The records
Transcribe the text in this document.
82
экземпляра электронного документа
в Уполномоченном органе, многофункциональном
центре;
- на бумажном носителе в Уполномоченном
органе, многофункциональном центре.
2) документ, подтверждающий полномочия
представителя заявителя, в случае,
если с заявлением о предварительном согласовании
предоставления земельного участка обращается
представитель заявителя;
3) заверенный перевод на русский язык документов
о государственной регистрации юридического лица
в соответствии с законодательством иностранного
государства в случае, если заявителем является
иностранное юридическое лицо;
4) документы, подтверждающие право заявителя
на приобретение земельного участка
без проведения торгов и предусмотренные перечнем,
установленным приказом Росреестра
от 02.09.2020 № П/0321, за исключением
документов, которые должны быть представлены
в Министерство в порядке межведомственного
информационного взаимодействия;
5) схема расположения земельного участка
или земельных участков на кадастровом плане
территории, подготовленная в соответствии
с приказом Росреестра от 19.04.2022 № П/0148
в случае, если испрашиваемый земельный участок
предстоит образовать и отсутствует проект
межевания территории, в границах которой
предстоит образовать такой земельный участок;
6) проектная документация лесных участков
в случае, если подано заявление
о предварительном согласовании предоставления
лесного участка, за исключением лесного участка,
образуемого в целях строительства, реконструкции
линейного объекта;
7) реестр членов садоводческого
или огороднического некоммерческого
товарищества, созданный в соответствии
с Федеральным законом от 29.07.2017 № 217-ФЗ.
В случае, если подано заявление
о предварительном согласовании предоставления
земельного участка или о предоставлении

Stated problem
Write out all the entries exactly.

Answer
Transcribe the text in this document.
82
экземпляра электронного документа
в Уполномоченном органе, многофункциональном
центре;
- на бумажном носителе в Уполномоченном
органе, многофункциональном центре.
2) документ, подтверждающий полномочия
представителя заявителя, в случае,
если с заявлением о предварительном согласовании
предоставления земельного участка обращается
представитель заявителя;
3) заверенный перевод на русский язык документов
о государственной регистрации юридического лица
в соответствии с законодательством иностранного
государства в случае, если заявителем является
иностранное юридическое лицо;
4) документы, подтверждающие право заявителя
на приобретение земельного участка
без проведения торгов и предусмотренные перечнем,
установленным приказом Росреестра
от 02.09.2020 № П/0321, за исключением
документов, которые должны быть представлены
в Министерство в порядке межведомственного
информационного взаимодействия;
5) схема расположения земельного участка
или земельных участков на кадастровом плане
территории, подготовленная в соответствии
с приказом Росреестра от 19.04.2022 № П/0148
в случае, если испрашиваемый земельный участок
предстоит образовать и отсутствует проект
межевания территории, в границах которой
предстоит образовать такой земельный участок;
6) проектная документация лесных участков
в случае, если подано заявление
о предварительном согласовании предоставления
лесного участка, за исключением лесного участка,
образуемого в целях строительства, реконструкции
линейного объекта;
7) реестр членов садоводческого
или огороднического некоммерческого
товарищества, созданный в соответствии
с Федеральным законом от 29.07.2017 № 217-ФЗ.
В случае, если подано заявление
о предварительном согласовании предоставления
земельного участка или о предоставлении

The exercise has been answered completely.